What the task asks → Give the listing below again in full, exactly as written.

Stored records →
..............................

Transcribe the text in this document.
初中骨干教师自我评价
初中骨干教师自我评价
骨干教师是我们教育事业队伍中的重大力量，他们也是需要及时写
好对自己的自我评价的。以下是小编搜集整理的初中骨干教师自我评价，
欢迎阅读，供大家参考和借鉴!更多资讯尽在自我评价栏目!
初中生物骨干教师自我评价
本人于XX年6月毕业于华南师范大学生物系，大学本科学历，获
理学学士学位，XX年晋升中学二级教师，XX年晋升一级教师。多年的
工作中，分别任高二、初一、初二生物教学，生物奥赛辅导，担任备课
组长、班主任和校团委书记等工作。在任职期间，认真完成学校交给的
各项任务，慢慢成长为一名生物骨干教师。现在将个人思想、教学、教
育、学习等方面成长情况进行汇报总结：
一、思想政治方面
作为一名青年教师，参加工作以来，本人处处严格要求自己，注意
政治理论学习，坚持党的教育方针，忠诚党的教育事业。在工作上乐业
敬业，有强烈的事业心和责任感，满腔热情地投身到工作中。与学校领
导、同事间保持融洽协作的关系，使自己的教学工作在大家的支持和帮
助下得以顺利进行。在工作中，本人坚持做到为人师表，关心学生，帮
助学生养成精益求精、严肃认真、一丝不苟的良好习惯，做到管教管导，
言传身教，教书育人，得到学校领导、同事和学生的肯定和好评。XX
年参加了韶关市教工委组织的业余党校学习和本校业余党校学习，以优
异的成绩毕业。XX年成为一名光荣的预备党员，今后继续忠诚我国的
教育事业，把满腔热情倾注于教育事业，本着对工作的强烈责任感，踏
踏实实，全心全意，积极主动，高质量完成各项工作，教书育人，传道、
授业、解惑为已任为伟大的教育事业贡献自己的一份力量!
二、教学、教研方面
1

..............................

Finished answer →
Transcribe the text in this document.
初中骨干教师自我评价
初中骨干教师自我评价
骨干教师是我们教育事业队伍中的重大力量，他们也是需要及时写
好对自己的自我评价的。以下是小编搜集整理的初中骨干教师自我评价，
欢迎阅读，供大家参考和借鉴!更多资讯尽在自我评价栏目!
初中生物骨干教师自我评价
本人于XX年6月毕业于华南师范大学生物系，大学本科学历，获
理学学士学位，XX年晋升中学二级教师，XX年晋升一级教师。多年的
工作中，分别任高二、初一、初二生物教学，生物奥赛辅导，担任备课
组长、班主任和校团委书记等工作。在任职期间，认真完成学校交给的
各项任务，慢慢成长为一名生物骨干教师。现在将个人思想、教学、教
育、学习等方面成长情况进行汇报总结：
一、思想政治方面
作为一名青年教师，参加工作以来，本人处处严格要求自己，注意
政治理论学习，坚持党的教育方针，忠诚党的教育事业。在工作上乐业
敬业，有强烈的事业心和责任感，满腔热情地投身到工作中。与学校领
导、同事间保持融洽协作的关系，使自己的教学工作在大家的支持和帮
助下得以顺利进行。在工作中，本人坚持做到为人师表，关心学生，帮
助学生养成精益求精、严肃认真、一丝不苟的良好习惯，做到管教管导，
言传身教，教书育人，得到学校领导、同事和学生的肯定和好评。XX
年参加了韶关市教工委组织的业余党校学习和本校业余党校学习，以优
异的成绩毕业。XX年成为一名光荣的预备党员，今后继续忠诚我国的
教育事业，把满腔热情倾注于教育事业，本着对工作的强烈责任感，踏
踏实实，全心全意，积极主动，高质量完成各项工作，教书育人，传道、
授业、解惑为已任为伟大的教育事业贡献自己的一份力量!
二、教学、教研方面
1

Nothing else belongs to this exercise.